Listed entries:
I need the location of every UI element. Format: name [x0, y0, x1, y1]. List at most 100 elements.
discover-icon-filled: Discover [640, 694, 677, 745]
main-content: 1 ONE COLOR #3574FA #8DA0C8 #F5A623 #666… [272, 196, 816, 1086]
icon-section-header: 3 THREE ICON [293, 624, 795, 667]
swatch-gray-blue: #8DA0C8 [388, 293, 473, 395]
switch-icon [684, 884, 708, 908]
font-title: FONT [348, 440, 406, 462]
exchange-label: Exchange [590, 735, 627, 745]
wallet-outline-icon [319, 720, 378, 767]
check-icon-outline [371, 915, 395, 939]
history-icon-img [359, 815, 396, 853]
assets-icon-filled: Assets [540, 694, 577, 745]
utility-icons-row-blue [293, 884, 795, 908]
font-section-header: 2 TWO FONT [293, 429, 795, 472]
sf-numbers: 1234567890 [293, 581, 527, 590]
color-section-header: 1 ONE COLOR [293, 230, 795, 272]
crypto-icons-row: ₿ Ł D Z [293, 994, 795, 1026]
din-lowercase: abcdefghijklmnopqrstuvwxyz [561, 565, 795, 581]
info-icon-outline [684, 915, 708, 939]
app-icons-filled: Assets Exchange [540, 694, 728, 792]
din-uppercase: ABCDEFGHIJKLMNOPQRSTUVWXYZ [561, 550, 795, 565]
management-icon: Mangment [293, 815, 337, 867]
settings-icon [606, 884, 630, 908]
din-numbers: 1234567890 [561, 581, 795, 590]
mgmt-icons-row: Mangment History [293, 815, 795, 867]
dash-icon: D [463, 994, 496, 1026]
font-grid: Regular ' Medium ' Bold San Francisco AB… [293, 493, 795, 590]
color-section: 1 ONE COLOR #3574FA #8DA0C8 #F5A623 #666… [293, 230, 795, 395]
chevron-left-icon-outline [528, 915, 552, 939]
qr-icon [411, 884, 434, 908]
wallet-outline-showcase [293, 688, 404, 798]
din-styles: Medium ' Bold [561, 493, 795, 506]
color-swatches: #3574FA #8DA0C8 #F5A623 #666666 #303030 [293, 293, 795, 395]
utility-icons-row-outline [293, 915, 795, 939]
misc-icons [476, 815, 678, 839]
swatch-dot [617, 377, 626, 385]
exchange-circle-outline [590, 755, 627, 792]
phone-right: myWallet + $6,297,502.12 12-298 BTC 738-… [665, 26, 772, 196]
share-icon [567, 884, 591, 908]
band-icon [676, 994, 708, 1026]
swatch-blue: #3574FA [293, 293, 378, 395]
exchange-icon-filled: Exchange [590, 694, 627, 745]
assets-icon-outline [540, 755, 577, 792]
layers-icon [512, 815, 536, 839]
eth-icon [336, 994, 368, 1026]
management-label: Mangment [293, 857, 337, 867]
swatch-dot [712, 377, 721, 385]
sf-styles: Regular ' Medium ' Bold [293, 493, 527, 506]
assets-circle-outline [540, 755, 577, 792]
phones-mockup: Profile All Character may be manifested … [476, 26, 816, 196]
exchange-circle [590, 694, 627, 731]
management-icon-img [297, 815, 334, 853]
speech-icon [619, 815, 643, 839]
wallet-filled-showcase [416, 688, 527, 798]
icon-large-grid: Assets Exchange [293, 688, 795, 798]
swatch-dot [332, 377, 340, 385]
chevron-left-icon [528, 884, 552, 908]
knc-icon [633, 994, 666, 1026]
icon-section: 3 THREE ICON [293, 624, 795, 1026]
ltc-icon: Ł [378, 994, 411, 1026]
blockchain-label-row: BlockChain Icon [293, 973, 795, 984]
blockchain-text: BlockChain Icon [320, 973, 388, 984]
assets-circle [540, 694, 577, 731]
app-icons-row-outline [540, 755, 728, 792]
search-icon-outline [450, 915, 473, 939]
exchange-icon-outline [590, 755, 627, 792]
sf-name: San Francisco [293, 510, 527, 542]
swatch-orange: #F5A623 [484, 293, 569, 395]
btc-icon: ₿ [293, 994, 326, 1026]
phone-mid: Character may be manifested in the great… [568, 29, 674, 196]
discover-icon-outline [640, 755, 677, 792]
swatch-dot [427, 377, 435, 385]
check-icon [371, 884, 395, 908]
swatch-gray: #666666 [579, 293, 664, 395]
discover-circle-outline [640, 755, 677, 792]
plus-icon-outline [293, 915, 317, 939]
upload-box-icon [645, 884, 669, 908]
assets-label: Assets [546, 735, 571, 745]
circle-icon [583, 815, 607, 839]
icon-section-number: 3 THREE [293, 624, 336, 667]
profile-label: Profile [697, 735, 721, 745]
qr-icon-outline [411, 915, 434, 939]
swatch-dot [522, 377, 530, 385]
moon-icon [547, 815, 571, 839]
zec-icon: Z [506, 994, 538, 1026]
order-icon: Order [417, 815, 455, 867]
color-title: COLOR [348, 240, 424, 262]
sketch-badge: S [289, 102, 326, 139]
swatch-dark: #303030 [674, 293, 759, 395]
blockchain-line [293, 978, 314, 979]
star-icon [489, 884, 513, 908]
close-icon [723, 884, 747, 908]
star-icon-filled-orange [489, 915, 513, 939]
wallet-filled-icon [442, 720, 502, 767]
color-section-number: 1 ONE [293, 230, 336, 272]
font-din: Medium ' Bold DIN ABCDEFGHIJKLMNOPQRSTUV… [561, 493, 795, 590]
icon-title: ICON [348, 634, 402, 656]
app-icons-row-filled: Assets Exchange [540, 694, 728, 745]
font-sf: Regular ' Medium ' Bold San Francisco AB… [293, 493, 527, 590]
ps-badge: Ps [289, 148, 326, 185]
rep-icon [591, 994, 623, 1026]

What to produce:
Could you rewrite the data as a numbered list, from its first line through the line with "din-uppercase: ABCDEFGHIJKLMNOPQRSTUVWXYZ [561, 550, 795, 565]", leaving out any blank lines?

Result of the task:
1. I need the location of every UI element. Format: name [x0, y0, x1, y1]. List at most 100 elements.
2. discover-icon-filled: Discover [640, 694, 677, 745]
3. main-content: 1 ONE COLOR #3574FA #8DA0C8 #F5A623 #666… [272, 196, 816, 1086]
4. icon-section-header: 3 THREE ICON [293, 624, 795, 667]
5. swatch-gray-blue: #8DA0C8 [388, 293, 473, 395]
6. switch-icon [684, 884, 708, 908]
7. font-title: FONT [348, 440, 406, 462]
8. exchange-label: Exchange [590, 735, 627, 745]
9. wallet-outline-icon [319, 720, 378, 767]
10. check-icon-outline [371, 915, 395, 939]
11. history-icon-img [359, 815, 396, 853]
12. assets-icon-filled: Assets [540, 694, 577, 745]
13. utility-icons-row-blue [293, 884, 795, 908]
14. font-section-header: 2 TWO FONT [293, 429, 795, 472]
15. sf-numbers: 1234567890 [293, 581, 527, 590]
16. color-section-header: 1 ONE COLOR [293, 230, 795, 272]
17. crypto-icons-row: ₿ Ł D Z [293, 994, 795, 1026]
18. din-lowercase: abcdefghijklmnopqrstuvwxyz [561, 565, 795, 581]
19. info-icon-outline [684, 915, 708, 939]
20. app-icons-filled: Assets Exchange [540, 694, 728, 792]
21. din-uppercase: ABCDEFGHIJKLMNOPQRSTUVWXYZ [561, 550, 795, 565]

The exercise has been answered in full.